● SET EXERCISE: Give the data below again, word for word.

◆ ◆ ◆ ◆ ◆ ◆ ◆

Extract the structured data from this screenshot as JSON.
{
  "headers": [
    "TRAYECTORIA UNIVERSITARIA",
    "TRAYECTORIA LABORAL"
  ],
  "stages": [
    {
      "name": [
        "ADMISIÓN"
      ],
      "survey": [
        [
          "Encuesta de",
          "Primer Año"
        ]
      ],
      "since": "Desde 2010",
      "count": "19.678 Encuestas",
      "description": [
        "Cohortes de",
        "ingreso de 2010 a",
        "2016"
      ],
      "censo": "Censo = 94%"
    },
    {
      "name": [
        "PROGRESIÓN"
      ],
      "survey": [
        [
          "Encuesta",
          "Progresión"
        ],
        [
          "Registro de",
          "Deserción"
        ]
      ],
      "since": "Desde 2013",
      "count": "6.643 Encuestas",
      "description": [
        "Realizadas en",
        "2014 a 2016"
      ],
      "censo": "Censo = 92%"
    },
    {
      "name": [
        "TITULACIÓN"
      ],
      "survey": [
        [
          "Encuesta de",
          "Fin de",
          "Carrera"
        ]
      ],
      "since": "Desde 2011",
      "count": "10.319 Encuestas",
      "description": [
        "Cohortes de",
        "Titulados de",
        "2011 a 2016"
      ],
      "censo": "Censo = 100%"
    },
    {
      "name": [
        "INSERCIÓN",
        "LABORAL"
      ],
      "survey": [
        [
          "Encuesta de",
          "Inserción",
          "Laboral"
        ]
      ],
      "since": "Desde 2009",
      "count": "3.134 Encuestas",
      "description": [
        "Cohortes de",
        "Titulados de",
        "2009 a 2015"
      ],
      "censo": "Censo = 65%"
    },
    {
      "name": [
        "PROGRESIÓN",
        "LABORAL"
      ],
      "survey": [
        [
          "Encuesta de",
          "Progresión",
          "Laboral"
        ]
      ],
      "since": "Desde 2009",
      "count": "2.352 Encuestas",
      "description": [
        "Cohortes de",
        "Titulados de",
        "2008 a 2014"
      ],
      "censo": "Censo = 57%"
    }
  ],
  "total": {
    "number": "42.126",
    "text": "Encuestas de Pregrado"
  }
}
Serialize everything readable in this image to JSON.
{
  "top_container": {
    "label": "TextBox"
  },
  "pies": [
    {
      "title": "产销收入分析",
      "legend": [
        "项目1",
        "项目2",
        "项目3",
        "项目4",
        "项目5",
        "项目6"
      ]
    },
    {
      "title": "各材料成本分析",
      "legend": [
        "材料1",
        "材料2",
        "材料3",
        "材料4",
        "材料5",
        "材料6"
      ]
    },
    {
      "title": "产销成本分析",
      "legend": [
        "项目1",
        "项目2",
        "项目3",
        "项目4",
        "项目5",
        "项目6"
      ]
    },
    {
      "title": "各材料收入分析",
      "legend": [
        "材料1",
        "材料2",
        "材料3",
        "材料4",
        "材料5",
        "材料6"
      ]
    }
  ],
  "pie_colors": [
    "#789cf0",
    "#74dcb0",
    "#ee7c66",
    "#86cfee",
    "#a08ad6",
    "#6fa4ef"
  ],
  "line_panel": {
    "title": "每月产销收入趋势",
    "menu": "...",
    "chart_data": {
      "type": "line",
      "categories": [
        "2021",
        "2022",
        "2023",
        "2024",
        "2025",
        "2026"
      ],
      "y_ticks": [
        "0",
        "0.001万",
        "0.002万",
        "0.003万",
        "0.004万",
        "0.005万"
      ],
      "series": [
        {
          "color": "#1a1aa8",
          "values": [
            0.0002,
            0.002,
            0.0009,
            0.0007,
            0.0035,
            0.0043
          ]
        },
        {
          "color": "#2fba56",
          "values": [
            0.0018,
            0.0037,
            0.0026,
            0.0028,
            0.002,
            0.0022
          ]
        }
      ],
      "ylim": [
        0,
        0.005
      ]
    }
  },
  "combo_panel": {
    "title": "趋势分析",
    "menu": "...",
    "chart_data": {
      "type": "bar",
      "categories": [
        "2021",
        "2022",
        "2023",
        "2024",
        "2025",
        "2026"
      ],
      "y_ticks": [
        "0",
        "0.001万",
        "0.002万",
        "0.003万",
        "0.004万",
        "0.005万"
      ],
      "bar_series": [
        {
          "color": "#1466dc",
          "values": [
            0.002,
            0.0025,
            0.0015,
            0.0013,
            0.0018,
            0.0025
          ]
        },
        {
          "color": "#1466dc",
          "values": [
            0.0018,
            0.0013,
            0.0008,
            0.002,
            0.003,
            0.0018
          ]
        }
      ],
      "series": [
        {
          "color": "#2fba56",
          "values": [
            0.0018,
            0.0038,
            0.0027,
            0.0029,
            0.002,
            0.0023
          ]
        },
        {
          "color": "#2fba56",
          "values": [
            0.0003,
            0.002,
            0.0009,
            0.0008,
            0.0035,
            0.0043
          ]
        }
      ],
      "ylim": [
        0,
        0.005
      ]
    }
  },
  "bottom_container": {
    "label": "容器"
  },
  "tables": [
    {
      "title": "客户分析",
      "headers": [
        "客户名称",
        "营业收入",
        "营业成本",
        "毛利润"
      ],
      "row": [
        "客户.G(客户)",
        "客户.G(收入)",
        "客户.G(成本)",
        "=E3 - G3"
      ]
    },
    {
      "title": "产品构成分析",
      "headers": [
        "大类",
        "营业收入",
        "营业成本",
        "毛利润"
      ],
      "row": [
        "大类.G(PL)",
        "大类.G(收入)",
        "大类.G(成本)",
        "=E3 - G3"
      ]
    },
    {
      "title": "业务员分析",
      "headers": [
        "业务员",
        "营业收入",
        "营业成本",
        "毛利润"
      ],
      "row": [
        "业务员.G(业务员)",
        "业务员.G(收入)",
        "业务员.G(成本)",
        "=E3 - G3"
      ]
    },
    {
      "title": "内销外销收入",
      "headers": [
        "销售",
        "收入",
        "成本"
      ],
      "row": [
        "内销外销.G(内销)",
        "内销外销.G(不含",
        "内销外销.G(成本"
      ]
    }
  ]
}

◆ ◆ ◆ ◆ ◆ ◆ ◆

● THE REPLY:
Extract the structured data from this screenshot as JSON.
{
  "headers": [
    "TRAYECTORIA UNIVERSITARIA",
    "TRAYECTORIA LABORAL"
  ],
  "stages": [
    {
      "name": [
        "ADMISIÓN"
      ],
      "survey": [
        [
          "Encuesta de",
          "Primer Año"
        ]
      ],
      "since": "Desde 2010",
      "count": "19.678 Encuestas",
      "description": [
        "Cohortes de",
        "ingreso de 2010 a",
        "2016"
      ],
      "censo": "Censo = 94%"
    },
    {
      "name": [
        "PROGRESIÓN"
      ],
      "survey": [
        [
          "Encuesta",
          "Progresión"
        ],
        [
          "Registro de",
          "Deserción"
        ]
      ],
      "since": "Desde 2013",
      "count": "6.643 Encuestas",
      "description": [
        "Realizadas en",
        "2014 a 2016"
      ],
      "censo": "Censo = 92%"
    },
    {
      "name": [
        "TITULACIÓN"
      ],
      "survey": [
        [
          "Encuesta de",
          "Fin de",
          "Carrera"
        ]
      ],
      "since": "Desde 2011",
      "count": "10.319 Encuestas",
      "description": [
        "Cohortes de",
        "Titulados de",
        "2011 a 2016"
      ],
      "censo": "Censo = 100%"
    },
    {
      "name": [
        "INSERCIÓN",
        "LABORAL"
      ],
      "survey": [
        [
          "Encuesta de",
          "Inserción",
          "Laboral"
        ]
      ],
      "since": "Desde 2009",
      "count": "3.134 Encuestas",
      "description": [
        "Cohortes de",
        "Titulados de",
        "2009 a 2015"
      ],
      "censo": "Censo = 65%"
    },
    {
      "name": [
        "PROGRESIÓN",
        "LABORAL"
      ],
      "survey": [
        [
          "Encuesta de",
          "Progresión",
          "Laboral"
        ]
      ],
      "since": "Desde 2009",
      "count": "2.352 Encuestas",
      "description": [
        "Cohortes de",
        "Titulados de",
        "2008 a 2014"
      ],
      "censo": "Censo = 57%"
    }
  ],
  "total": {
    "number": "42.126",
    "text": "Encuestas de Pregrado"
  }
}
Serialize everything readable in this image to JSON.
{
  "top_container": {
    "label": "TextBox"
  },
  "pies": [
    {
      "title": "产销收入分析",
      "legend": [
        "项目1",
        "项目2",
        "项目3",
        "项目4",
        "项目5",
        "项目6"
      ]
    },
    {
      "title": "各材料成本分析",
      "legend": [
        "材料1",
        "材料2",
        "材料3",
        "材料4",
        "材料5",
        "材料6"
      ]
    },
    {
      "title": "产销成本分析",
      "legend": [
        "项目1",
        "项目2",
        "项目3",
        "项目4",
        "项目5",
        "项目6"
      ]
    },
    {
      "title": "各材料收入分析",
      "legend": [
        "材料1",
        "材料2",
        "材料3",
        "材料4",
        "材料5",
        "材料6"
      ]
    }
  ],
  "pie_colors": [
    "#789cf0",
    "#74dcb0",
    "#ee7c66",
    "#86cfee",
    "#a08ad6",
    "#6fa4ef"
  ],
  "line_panel": {
    "title": "每月产销收入趋势",
    "menu": "...",
    "chart_data": {
      "type": "line",
      "categories": [
        "2021",
        "2022",
        "2023",
        "2024",
        "2025",
        "2026"
      ],
      "y_ticks": [
        "0",
        "0.001万",
        "0.002万",
        "0.003万",
        "0.004万",
        "0.005万"
      ],
      "series": [
        {
          "color": "#1a1aa8",
          "values": [
            0.0002,
            0.002,
            0.0009,
            0.0007,
            0.0035,
            0.0043
          ]
        },
        {
          "color": "#2fba56",
          "values": [
            0.0018,
            0.0037,
            0.0026,
            0.0028,
            0.002,
            0.0022
          ]
        }
      ],
      "ylim": [
        0,
        0.005
      ]
    }
  },
  "combo_panel": {
    "title": "趋势分析",
    "menu": "...",
    "chart_data": {
      "type": "bar",
      "categories": [
        "2021",
        "2022",
        "2023",
        "2024",
        "2025",
        "2026"
      ],
      "y_ticks": [
        "0",
        "0.001万",
        "0.002万",
        "0.003万",
        "0.004万",
        "0.005万"
      ],
      "bar_series": [
        {
          "color": "#1466dc",
          "values": [
            0.002,
            0.0025,
            0.0015,
            0.0013,
            0.0018,
            0.0025
          ]
        },
        {
          "color": "#1466dc",
          "values": [
            0.0018,
            0.0013,
            0.0008,
            0.002,
            0.003,
            0.0018
          ]
        }
      ],
      "series": [
        {
          "color": "#2fba56",
          "values": [
            0.0018,
            0.0038,
            0.0027,
            0.0029,
            0.002,
            0.0023
          ]
        },
        {
          "color": "#2fba56",
          "values": [
            0.0003,
            0.002,
            0.0009,
            0.0008,
            0.0035,
            0.0043
          ]
        }
      ],
      "ylim": [
        0,
        0.005
      ]
    }
  },
  "bottom_container": {
    "label": "容器"
  },
  "tables": [
    {
      "title": "客户分析",
      "headers": [
        "客户名称",
        "营业收入",
        "营业成本",
        "毛利润"
      ],
      "row": [
        "客户.G(客户)",
        "客户.G(收入)",
        "客户.G(成本)",
        "=E3 - G3"
      ]
    },
    {
      "title": "产品构成分析",
      "headers": [
        "大类",
        "营业收入",
        "营业成本",
        "毛利润"
      ],
      "row": [
        "大类.G(PL)",
        "大类.G(收入)",
        "大类.G(成本)",
        "=E3 - G3"
      ]
    },
    {
      "title": "业务员分析",
      "headers": [
        "业务员",
        "营业收入",
        "营业成本",
        "毛利润"
      ],
      "row": [
        "业务员.G(业务员)",
        "业务员.G(收入)",
        "业务员.G(成本)",
        "=E3 - G3"
      ]
    },
    {
      "title": "内销外销收入",
      "headers": [
        "销售",
        "收入",
        "成本"
      ],
      "row": [
        "内销外销.G(内销)",
        "内销外销.G(不含",
        "内销外销.G(成本"
      ]
    }
  ]
}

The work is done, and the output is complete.